**Task:**
Below is a set of records. Repeat all of them exactly.

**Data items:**
+---+

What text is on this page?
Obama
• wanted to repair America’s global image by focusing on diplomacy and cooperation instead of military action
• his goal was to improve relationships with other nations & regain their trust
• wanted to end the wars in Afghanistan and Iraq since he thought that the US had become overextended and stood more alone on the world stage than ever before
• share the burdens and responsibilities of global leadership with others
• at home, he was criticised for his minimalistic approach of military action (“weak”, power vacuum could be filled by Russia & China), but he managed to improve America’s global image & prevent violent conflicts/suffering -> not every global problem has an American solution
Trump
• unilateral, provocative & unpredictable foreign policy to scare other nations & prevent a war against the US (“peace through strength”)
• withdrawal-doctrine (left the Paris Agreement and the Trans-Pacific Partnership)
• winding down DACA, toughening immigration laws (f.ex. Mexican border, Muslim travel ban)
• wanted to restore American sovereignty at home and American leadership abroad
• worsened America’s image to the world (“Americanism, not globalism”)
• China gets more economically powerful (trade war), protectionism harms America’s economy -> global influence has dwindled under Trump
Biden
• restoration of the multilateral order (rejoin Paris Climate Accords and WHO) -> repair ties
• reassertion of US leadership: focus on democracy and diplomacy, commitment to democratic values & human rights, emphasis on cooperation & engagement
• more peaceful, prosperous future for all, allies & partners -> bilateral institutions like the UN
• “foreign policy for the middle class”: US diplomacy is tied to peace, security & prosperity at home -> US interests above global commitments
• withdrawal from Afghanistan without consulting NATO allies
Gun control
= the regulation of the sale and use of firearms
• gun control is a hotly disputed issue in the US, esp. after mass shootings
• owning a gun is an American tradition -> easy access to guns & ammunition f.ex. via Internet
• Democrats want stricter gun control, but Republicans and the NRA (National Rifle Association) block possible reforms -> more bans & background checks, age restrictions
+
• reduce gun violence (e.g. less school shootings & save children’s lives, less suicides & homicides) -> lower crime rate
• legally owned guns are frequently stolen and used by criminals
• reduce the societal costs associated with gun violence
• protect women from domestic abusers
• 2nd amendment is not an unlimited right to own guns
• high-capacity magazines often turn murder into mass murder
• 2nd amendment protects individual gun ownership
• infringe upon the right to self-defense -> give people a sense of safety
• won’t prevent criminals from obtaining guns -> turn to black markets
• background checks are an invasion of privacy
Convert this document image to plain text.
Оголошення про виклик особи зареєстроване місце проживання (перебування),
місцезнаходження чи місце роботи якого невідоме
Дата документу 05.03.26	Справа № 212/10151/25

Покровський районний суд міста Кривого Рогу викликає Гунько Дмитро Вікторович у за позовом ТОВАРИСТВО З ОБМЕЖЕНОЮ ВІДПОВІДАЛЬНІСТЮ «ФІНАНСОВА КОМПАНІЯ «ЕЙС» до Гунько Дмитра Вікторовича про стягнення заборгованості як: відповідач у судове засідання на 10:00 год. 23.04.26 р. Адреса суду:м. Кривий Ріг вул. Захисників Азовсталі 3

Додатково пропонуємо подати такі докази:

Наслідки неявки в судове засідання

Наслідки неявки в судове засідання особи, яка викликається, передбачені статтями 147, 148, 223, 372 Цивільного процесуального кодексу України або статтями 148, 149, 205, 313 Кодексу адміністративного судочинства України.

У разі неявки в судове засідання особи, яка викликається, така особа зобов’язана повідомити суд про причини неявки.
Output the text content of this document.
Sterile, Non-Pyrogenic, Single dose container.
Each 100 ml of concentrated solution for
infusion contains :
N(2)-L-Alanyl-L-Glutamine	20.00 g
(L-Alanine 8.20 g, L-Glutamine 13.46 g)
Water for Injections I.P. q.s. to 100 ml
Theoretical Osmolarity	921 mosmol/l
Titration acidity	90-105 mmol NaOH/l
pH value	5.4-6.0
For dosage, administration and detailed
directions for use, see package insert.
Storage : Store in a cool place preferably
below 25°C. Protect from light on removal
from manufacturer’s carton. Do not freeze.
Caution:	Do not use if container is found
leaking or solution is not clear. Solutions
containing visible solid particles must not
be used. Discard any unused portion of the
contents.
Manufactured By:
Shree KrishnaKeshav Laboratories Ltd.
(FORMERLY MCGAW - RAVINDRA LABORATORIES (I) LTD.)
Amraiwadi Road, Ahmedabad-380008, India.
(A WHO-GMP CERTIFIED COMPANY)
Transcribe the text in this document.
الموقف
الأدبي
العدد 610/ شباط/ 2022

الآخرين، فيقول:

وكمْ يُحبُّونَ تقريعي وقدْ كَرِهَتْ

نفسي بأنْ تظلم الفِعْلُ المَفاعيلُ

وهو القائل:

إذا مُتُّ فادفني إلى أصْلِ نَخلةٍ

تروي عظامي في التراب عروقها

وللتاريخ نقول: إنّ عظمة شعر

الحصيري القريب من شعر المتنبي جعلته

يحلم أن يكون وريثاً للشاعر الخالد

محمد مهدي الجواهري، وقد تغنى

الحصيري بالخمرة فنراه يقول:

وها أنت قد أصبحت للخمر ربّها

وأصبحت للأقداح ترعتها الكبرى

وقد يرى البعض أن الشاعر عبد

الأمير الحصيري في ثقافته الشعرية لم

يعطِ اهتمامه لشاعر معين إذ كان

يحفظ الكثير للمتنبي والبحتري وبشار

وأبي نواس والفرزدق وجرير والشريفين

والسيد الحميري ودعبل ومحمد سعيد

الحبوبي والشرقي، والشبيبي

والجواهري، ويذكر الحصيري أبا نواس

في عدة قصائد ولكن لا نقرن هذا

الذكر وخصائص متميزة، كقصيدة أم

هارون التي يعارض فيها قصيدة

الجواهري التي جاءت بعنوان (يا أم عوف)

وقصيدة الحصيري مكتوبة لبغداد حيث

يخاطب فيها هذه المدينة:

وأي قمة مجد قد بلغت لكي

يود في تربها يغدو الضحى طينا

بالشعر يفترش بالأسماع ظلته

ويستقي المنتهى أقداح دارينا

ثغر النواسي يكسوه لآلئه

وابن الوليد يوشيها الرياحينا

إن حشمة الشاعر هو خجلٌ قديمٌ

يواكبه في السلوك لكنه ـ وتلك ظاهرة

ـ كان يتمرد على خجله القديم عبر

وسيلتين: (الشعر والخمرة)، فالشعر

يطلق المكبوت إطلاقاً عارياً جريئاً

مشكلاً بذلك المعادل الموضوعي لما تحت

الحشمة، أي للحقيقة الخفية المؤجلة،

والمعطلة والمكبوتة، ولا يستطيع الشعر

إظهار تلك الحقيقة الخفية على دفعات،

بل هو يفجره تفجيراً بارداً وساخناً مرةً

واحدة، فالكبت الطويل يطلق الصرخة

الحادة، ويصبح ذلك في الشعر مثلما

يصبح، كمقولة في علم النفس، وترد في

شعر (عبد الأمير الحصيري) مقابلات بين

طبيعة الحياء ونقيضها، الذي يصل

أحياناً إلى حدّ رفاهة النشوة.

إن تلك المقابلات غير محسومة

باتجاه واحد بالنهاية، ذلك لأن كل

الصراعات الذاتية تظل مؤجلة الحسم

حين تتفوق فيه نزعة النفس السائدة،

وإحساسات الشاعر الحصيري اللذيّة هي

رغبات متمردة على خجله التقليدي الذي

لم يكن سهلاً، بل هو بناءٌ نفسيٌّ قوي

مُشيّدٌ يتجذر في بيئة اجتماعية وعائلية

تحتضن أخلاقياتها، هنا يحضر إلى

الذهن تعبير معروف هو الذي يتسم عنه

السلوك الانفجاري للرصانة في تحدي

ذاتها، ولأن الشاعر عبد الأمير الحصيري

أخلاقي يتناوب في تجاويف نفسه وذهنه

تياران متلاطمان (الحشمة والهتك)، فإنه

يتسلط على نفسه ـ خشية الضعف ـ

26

+---+

**Response to the exercise:**
What text is on this page?
Obama
• wanted to repair America’s global image by focusing on diplomacy and cooperation instead of military action
• his goal was to improve relationships with other nations & regain their trust
• wanted to end the wars in Afghanistan and Iraq since he thought that the US had become overextended and stood more alone on the world stage than ever before
• share the burdens and responsibilities of global leadership with others
• at home, he was criticised for his minimalistic approach of military action (“weak”, power vacuum could be filled by Russia & China), but he managed to improve America’s global image & prevent violent conflicts/suffering -> not every global problem has an American solution
Trump
• unilateral, provocative & unpredictable foreign policy to scare other nations & prevent a war against the US (“peace through strength”)
• withdrawal-doctrine (left the Paris Agreement and the Trans-Pacific Partnership)
• winding down DACA, toughening immigration laws (f.ex. Mexican border, Muslim travel ban)
• wanted to restore American sovereignty at home and American leadership abroad
• worsened America’s image to the world (“Americanism, not globalism”)
• China gets more economically powerful (trade war), protectionism harms America’s economy -> global influence has dwindled under Trump
Biden
• restoration of the multilateral order (rejoin Paris Climate Accords and WHO) -> repair ties
• reassertion of US leadership: focus on democracy and diplomacy, commitment to democratic values & human rights, emphasis on cooperation & engagement
• more peaceful, prosperous future for all, allies & partners -> bilateral institutions like the UN
• “foreign policy for the middle class”: US diplomacy is tied to peace, security & prosperity at home -> US interests above global commitments
• withdrawal from Afghanistan without consulting NATO allies
Gun control
= the regulation of the sale and use of firearms
• gun control is a hotly disputed issue in the US, esp. after mass shootings
• owning a gun is an American tradition -> easy access to guns & ammunition f.ex. via Internet
• Democrats want stricter gun control, but Republicans and the NRA (National Rifle Association) block possible reforms -> more bans & background checks, age restrictions
+
• reduce gun violence (e.g. less school shootings & save children’s lives, less suicides & homicides) -> lower crime rate
• legally owned guns are frequently stolen and used by criminals
• reduce the societal costs associated with gun violence
• protect women from domestic abusers
• 2nd amendment is not an unlimited right to own guns
• high-capacity magazines often turn murder into mass murder
• 2nd amendment protects individual gun ownership
• infringe upon the right to self-defense -> give people a sense of safety
• won’t prevent criminals from obtaining guns -> turn to black markets
• background checks are an invasion of privacy
Convert this document image to plain text.
Оголошення про виклик особи зареєстроване місце проживання (перебування),
місцезнаходження чи місце роботи якого невідоме
Дата документу 05.03.26	Справа № 212/10151/25

Покровський районний суд міста Кривого Рогу викликає Гунько Дмитро Вікторович у за позовом ТОВАРИСТВО З ОБМЕЖЕНОЮ ВІДПОВІДАЛЬНІСТЮ «ФІНАНСОВА КОМПАНІЯ «ЕЙС» до Гунько Дмитра Вікторовича про стягнення заборгованості як: відповідач у судове засідання на 10:00 год. 23.04.26 р. Адреса суду:м. Кривий Ріг вул. Захисників Азовсталі 3

Додатково пропонуємо подати такі докази:

Наслідки неявки в судове засідання

Наслідки неявки в судове засідання особи, яка викликається, передбачені статтями 147, 148, 223, 372 Цивільного процесуального кодексу України або статтями 148, 149, 205, 313 Кодексу адміністративного судочинства України.

У разі неявки в судове засідання особи, яка викликається, така особа зобов’язана повідомити суд про причини неявки.
Output the text content of this document.
Sterile, Non-Pyrogenic, Single dose container.
Each 100 ml of concentrated solution for
infusion contains :
N(2)-L-Alanyl-L-Glutamine	20.00 g
(L-Alanine 8.20 g, L-Glutamine 13.46 g)
Water for Injections I.P. q.s. to 100 ml
Theoretical Osmolarity	921 mosmol/l
Titration acidity	90-105 mmol NaOH/l
pH value	5.4-6.0
For dosage, administration and detailed
directions for use, see package insert.
Storage : Store in a cool place preferably
below 25°C. Protect from light on removal
from manufacturer’s carton. Do not freeze.
Caution:	Do not use if container is found
leaking or solution is not clear. Solutions
containing visible solid particles must not
be used. Discard any unused portion of the
contents.
Manufactured By:
Shree KrishnaKeshav Laboratories Ltd.
(FORMERLY MCGAW - RAVINDRA LABORATORIES (I) LTD.)
Amraiwadi Road, Ahmedabad-380008, India.
(A WHO-GMP CERTIFIED COMPANY)
Transcribe the text in this document.
الموقف
الأدبي
العدد 610/ شباط/ 2022

الآخرين، فيقول:

وكمْ يُحبُّونَ تقريعي وقدْ كَرِهَتْ

نفسي بأنْ تظلم الفِعْلُ المَفاعيلُ

وهو القائل:

إذا مُتُّ فادفني إلى أصْلِ نَخلةٍ

تروي عظامي في التراب عروقها

وللتاريخ نقول: إنّ عظمة شعر

الحصيري القريب من شعر المتنبي جعلته

يحلم أن يكون وريثاً للشاعر الخالد

محمد مهدي الجواهري، وقد تغنى

الحصيري بالخمرة فنراه يقول:

وها أنت قد أصبحت للخمر ربّها

وأصبحت للأقداح ترعتها الكبرى

وقد يرى البعض أن الشاعر عبد

الأمير الحصيري في ثقافته الشعرية لم

يعطِ اهتمامه لشاعر معين إذ كان

يحفظ الكثير للمتنبي والبحتري وبشار

وأبي نواس والفرزدق وجرير والشريفين

والسيد الحميري ودعبل ومحمد سعيد

الحبوبي والشرقي، والشبيبي

والجواهري، ويذكر الحصيري أبا نواس

في عدة قصائد ولكن لا نقرن هذا

الذكر وخصائص متميزة، كقصيدة أم

هارون التي يعارض فيها قصيدة

الجواهري التي جاءت بعنوان (يا أم عوف)

وقصيدة الحصيري مكتوبة لبغداد حيث

يخاطب فيها هذه المدينة:

وأي قمة مجد قد بلغت لكي

يود في تربها يغدو الضحى طينا

بالشعر يفترش بالأسماع ظلته

ويستقي المنتهى أقداح دارينا

ثغر النواسي يكسوه لآلئه

وابن الوليد يوشيها الرياحينا

إن حشمة الشاعر هو خجلٌ قديمٌ

يواكبه في السلوك لكنه ـ وتلك ظاهرة

ـ كان يتمرد على خجله القديم عبر

وسيلتين: (الشعر والخمرة)، فالشعر

يطلق المكبوت إطلاقاً عارياً جريئاً

مشكلاً بذلك المعادل الموضوعي لما تحت

الحشمة، أي للحقيقة الخفية المؤجلة،

والمعطلة والمكبوتة، ولا يستطيع الشعر

إظهار تلك الحقيقة الخفية على دفعات،

بل هو يفجره تفجيراً بارداً وساخناً مرةً

واحدة، فالكبت الطويل يطلق الصرخة

الحادة، ويصبح ذلك في الشعر مثلما

يصبح، كمقولة في علم النفس، وترد في

شعر (عبد الأمير الحصيري) مقابلات بين

طبيعة الحياء ونقيضها، الذي يصل

أحياناً إلى حدّ رفاهة النشوة.

إن تلك المقابلات غير محسومة

باتجاه واحد بالنهاية، ذلك لأن كل

الصراعات الذاتية تظل مؤجلة الحسم

حين تتفوق فيه نزعة النفس السائدة،

وإحساسات الشاعر الحصيري اللذيّة هي

رغبات متمردة على خجله التقليدي الذي

لم يكن سهلاً، بل هو بناءٌ نفسيٌّ قوي

مُشيّدٌ يتجذر في بيئة اجتماعية وعائلية

تحتضن أخلاقياتها، هنا يحضر إلى

الذهن تعبير معروف هو الذي يتسم عنه

السلوك الانفجاري للرصانة في تحدي

ذاتها، ولأن الشاعر عبد الأمير الحصيري

أخلاقي يتناوب في تجاويف نفسه وذهنه

تياران متلاطمان (الحشمة والهتك)، فإنه

يتسلط على نفسه ـ خشية الضعف ـ

26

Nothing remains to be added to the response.